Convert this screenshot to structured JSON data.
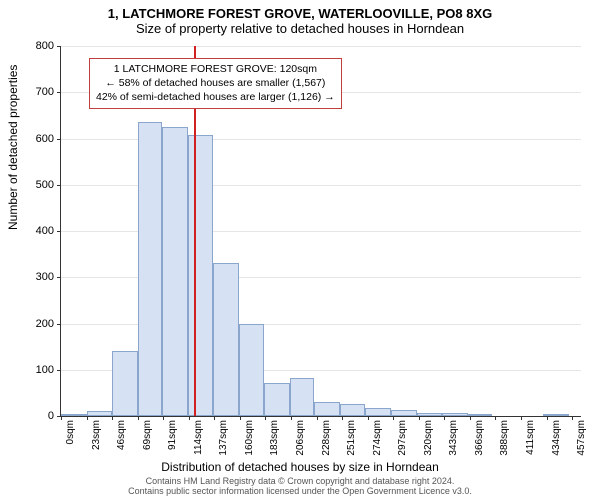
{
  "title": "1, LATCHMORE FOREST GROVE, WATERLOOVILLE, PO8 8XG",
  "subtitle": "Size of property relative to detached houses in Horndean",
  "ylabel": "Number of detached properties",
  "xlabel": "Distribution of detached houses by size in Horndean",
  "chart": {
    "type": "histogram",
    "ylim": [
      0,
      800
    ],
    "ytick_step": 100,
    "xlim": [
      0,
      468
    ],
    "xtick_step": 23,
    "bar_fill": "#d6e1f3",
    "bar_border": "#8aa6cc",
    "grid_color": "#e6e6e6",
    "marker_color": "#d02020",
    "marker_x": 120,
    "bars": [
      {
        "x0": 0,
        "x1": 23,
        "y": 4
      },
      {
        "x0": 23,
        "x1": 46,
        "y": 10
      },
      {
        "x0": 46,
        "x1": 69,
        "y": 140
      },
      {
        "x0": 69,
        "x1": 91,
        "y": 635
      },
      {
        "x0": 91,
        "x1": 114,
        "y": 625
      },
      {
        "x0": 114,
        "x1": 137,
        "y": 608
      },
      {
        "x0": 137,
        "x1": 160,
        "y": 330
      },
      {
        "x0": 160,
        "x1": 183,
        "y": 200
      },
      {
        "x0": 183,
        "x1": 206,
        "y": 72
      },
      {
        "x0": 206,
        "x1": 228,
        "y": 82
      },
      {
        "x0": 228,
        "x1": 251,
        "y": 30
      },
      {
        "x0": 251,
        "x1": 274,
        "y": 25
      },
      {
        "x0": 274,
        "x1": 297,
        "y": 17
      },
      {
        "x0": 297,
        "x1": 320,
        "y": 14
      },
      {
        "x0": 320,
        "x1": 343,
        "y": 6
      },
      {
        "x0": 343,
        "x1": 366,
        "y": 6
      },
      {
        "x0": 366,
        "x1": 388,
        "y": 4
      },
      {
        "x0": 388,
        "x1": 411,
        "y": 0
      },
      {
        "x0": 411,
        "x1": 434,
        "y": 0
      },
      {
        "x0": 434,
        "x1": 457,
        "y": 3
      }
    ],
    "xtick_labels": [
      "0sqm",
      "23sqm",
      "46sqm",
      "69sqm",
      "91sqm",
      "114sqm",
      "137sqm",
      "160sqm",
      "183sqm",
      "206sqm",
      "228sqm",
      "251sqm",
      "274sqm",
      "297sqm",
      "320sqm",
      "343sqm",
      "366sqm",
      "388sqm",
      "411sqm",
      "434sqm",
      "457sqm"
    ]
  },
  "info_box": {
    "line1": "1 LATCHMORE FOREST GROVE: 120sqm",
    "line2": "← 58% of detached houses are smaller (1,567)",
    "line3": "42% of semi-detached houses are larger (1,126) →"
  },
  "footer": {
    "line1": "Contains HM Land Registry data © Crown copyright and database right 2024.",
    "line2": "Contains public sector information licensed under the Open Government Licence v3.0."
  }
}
* * *
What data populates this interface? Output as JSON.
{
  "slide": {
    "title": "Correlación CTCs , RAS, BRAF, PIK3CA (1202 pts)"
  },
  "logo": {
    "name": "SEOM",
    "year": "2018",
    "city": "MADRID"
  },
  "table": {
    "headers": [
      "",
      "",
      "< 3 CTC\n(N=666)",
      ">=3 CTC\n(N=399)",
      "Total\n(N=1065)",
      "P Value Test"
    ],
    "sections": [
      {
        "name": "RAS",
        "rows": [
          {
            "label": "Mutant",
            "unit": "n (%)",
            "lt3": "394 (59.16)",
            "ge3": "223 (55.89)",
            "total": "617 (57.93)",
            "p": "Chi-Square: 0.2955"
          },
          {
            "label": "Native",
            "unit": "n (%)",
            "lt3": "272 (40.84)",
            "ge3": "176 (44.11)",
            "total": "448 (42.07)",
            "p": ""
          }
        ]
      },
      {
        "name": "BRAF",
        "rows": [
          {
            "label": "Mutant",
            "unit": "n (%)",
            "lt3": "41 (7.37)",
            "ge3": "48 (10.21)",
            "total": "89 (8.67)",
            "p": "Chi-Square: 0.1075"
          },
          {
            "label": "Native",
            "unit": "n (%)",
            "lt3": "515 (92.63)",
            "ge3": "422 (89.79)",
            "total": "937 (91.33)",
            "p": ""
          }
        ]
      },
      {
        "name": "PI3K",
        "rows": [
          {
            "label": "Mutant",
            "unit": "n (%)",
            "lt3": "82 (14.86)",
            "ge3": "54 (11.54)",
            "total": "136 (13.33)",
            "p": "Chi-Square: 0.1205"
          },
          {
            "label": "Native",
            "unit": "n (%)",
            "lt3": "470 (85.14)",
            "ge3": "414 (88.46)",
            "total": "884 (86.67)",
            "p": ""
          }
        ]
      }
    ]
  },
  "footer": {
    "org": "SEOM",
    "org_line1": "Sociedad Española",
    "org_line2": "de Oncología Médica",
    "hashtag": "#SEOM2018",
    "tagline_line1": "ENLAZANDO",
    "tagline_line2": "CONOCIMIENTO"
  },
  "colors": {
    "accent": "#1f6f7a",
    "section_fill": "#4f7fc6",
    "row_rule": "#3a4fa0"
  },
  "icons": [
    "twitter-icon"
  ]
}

- **DO THIS**: List each line of the records that holds the string "data".

- **RESPONSE TO THE TASK**:
Convert this screenshot to structured JSON data.
    "line1": "Contains HM Land Registry data © Crown copyright and database right 2024.",
What data populates this interface? Output as JSON.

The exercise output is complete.